| DIRECTIONS FOR THIS TASK |
Each entry below is to be printed verbatim.

# # # #

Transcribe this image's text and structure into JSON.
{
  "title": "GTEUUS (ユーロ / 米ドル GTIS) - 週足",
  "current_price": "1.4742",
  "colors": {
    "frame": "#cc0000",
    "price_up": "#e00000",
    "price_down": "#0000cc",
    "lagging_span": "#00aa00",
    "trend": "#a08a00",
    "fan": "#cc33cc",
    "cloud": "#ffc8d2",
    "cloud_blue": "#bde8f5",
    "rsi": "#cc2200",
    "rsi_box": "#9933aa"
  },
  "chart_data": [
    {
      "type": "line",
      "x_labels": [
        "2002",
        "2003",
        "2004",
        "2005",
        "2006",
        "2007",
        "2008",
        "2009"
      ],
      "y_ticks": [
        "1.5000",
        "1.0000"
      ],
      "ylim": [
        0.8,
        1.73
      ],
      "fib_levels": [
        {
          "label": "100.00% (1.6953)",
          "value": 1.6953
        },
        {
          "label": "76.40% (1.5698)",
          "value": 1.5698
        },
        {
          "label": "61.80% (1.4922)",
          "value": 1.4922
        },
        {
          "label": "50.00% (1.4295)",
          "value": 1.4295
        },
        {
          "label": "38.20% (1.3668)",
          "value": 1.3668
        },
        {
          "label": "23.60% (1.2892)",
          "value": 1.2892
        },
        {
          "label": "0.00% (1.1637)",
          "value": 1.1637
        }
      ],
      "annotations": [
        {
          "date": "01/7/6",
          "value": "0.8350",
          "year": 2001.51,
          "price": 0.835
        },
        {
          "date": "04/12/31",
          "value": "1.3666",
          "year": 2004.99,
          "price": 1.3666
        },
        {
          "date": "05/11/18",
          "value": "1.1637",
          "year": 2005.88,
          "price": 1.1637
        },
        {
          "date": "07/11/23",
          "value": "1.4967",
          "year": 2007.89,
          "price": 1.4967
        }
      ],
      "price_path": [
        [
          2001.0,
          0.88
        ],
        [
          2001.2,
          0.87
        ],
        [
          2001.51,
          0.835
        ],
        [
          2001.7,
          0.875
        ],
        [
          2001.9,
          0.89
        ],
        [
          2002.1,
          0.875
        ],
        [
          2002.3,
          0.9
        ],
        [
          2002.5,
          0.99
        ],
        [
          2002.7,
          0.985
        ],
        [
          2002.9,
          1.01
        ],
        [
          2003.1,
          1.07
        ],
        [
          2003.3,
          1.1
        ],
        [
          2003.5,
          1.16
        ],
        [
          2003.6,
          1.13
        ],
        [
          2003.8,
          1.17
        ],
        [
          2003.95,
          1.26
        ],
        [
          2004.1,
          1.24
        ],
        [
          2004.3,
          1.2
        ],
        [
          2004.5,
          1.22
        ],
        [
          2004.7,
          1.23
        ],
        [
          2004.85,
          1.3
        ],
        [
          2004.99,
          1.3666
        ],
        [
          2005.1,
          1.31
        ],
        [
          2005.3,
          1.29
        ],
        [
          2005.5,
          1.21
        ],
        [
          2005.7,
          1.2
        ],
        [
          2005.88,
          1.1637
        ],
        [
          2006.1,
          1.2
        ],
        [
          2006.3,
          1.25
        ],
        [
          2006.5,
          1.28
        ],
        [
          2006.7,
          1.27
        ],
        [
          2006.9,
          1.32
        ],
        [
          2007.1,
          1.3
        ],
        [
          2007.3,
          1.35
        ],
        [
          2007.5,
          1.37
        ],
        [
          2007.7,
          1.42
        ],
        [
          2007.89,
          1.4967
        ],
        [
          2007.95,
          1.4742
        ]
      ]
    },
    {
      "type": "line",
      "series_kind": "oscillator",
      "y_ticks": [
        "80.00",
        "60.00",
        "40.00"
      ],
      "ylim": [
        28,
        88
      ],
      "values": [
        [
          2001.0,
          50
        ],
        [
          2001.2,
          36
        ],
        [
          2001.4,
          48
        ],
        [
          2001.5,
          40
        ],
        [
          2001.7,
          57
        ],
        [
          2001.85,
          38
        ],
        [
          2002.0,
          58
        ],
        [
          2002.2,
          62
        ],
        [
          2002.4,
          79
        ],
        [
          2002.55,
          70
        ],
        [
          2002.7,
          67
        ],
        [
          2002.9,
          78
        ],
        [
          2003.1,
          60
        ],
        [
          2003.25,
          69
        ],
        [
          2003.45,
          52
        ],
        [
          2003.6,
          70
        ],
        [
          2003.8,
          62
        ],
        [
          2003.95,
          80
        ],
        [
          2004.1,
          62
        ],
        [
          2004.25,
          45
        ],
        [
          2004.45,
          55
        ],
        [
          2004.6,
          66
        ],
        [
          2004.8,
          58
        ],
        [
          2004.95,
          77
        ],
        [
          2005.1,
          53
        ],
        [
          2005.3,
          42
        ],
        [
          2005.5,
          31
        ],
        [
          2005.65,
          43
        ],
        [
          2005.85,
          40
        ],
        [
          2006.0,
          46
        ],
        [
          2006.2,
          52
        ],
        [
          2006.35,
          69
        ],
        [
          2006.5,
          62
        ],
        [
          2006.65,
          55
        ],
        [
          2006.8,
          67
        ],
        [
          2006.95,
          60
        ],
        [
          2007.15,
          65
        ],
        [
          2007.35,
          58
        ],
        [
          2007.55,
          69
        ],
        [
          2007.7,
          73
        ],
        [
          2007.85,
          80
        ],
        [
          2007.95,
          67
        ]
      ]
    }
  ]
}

# # # #

| TASK OUTPUT |
Transcribe this image's text and structure into JSON.
{
  "title": "GTEUUS (ユーロ / 米ドル GTIS) - 週足",
  "current_price": "1.4742",
  "colors": {
    "frame": "#cc0000",
    "price_up": "#e00000",
    "price_down": "#0000cc",
    "lagging_span": "#00aa00",
    "trend": "#a08a00",
    "fan": "#cc33cc",
    "cloud": "#ffc8d2",
    "cloud_blue": "#bde8f5",
    "rsi": "#cc2200",
    "rsi_box": "#9933aa"
  },
  "chart_data": [
    {
      "type": "line",
      "x_labels": [
        "2002",
        "2003",
        "2004",
        "2005",
        "2006",
        "2007",
        "2008",
        "2009"
      ],
      "y_ticks": [
        "1.5000",
        "1.0000"
      ],
      "ylim": [
        0.8,
        1.73
      ],
      "fib_levels": [
        {
          "label": "100.00% (1.6953)",
          "value": 1.6953
        },
        {
          "label": "76.40% (1.5698)",
          "value": 1.5698
        },
        {
          "label": "61.80% (1.4922)",
          "value": 1.4922
        },
        {
          "label": "50.00% (1.4295)",
          "value": 1.4295
        },
        {
          "label": "38.20% (1.3668)",
          "value": 1.3668
        },
        {
          "label": "23.60% (1.2892)",
          "value": 1.2892
        },
        {
          "label": "0.00% (1.1637)",
          "value": 1.1637
        }
      ],
      "annotations": [
        {
          "date": "01/7/6",
          "value": "0.8350",
          "year": 2001.51,
          "price": 0.835
        },
        {
          "date": "04/12/31",
          "value": "1.3666",
          "year": 2004.99,
          "price": 1.3666
        },
        {
          "date": "05/11/18",
          "value": "1.1637",
          "year": 2005.88,
          "price": 1.1637
        },
        {
          "date": "07/11/23",
          "value": "1.4967",
          "year": 2007.89,
          "price": 1.4967
        }
      ],
      "price_path": [
        [
          2001.0,
          0.88
        ],
        [
          2001.2,
          0.87
        ],
        [
          2001.51,
          0.835
        ],
        [
          2001.7,
          0.875
        ],
        [
          2001.9,
          0.89
        ],
        [
          2002.1,
          0.875
        ],
        [
          2002.3,
          0.9
        ],
        [
          2002.5,
          0.99
        ],
        [
          2002.7,
          0.985
        ],
        [
          2002.9,
          1.01
        ],
        [
          2003.1,
          1.07
        ],
        [
          2003.3,
          1.1
        ],
        [
          2003.5,
          1.16
        ],
        [
          2003.6,
          1.13
        ],
        [
          2003.8,
          1.17
        ],
        [
          2003.95,
          1.26
        ],
        [
          2004.1,
          1.24
        ],
        [
          2004.3,
          1.2
        ],
        [
          2004.5,
          1.22
        ],
        [
          2004.7,
          1.23
        ],
        [
          2004.85,
          1.3
        ],
        [
          2004.99,
          1.3666
        ],
        [
          2005.1,
          1.31
        ],
        [
          2005.3,
          1.29
        ],
        [
          2005.5,
          1.21
        ],
        [
          2005.7,
          1.2
        ],
        [
          2005.88,
          1.1637
        ],
        [
          2006.1,
          1.2
        ],
        [
          2006.3,
          1.25
        ],
        [
          2006.5,
          1.28
        ],
        [
          2006.7,
          1.27
        ],
        [
          2006.9,
          1.32
        ],
        [
          2007.1,
          1.3
        ],
        [
          2007.3,
          1.35
        ],
        [
          2007.5,
          1.37
        ],
        [
          2007.7,
          1.42
        ],
        [
          2007.89,
          1.4967
        ],
        [
          2007.95,
          1.4742
        ]
      ]
    },
    {
      "type": "line",
      "series_kind": "oscillator",
      "y_ticks": [
        "80.00",
        "60.00",
        "40.00"
      ],
      "ylim": [
        28,
        88
      ],
      "values": [
        [
          2001.0,
          50
        ],
        [
          2001.2,
          36
        ],
        [
          2001.4,
          48
        ],
        [
          2001.5,
          40
        ],
        [
          2001.7,
          57
        ],
        [
          2001.85,
          38
        ],
        [
          2002.0,
          58
        ],
        [
          2002.2,
          62
        ],
        [
          2002.4,
          79
        ],
        [
          2002.55,
          70
        ],
        [
          2002.7,
          67
        ],
        [
          2002.9,
          78
        ],
        [
          2003.1,
          60
        ],
        [
          2003.25,
          69
        ],
        [
          2003.45,
          52
        ],
        [
          2003.6,
          70
        ],
        [
          2003.8,
          62
        ],
        [
          2003.95,
          80
        ],
        [
          2004.1,
          62
        ],
        [
          2004.25,
          45
        ],
        [
          2004.45,
          55
        ],
        [
          2004.6,
          66
        ],
        [
          2004.8,
          58
        ],
        [
          2004.95,
          77
        ],
        [
          2005.1,
          53
        ],
        [
          2005.3,
          42
        ],
        [
          2005.5,
          31
        ],
        [
          2005.65,
          43
        ],
        [
          2005.85,
          40
        ],
        [
          2006.0,
          46
        ],
        [
          2006.2,
          52
        ],
        [
          2006.35,
          69
        ],
        [
          2006.5,
          62
        ],
        [
          2006.65,
          55
        ],
        [
          2006.8,
          67
        ],
        [
          2006.95,
          60
        ],
        [
          2007.15,
          65
        ],
        [
          2007.35,
          58
        ],
        [
          2007.55,
          69
        ],
        [
          2007.7,
          73
        ],
        [
          2007.85,
          80
        ],
        [
          2007.95,
          67
        ]
      ]
    }
  ]
}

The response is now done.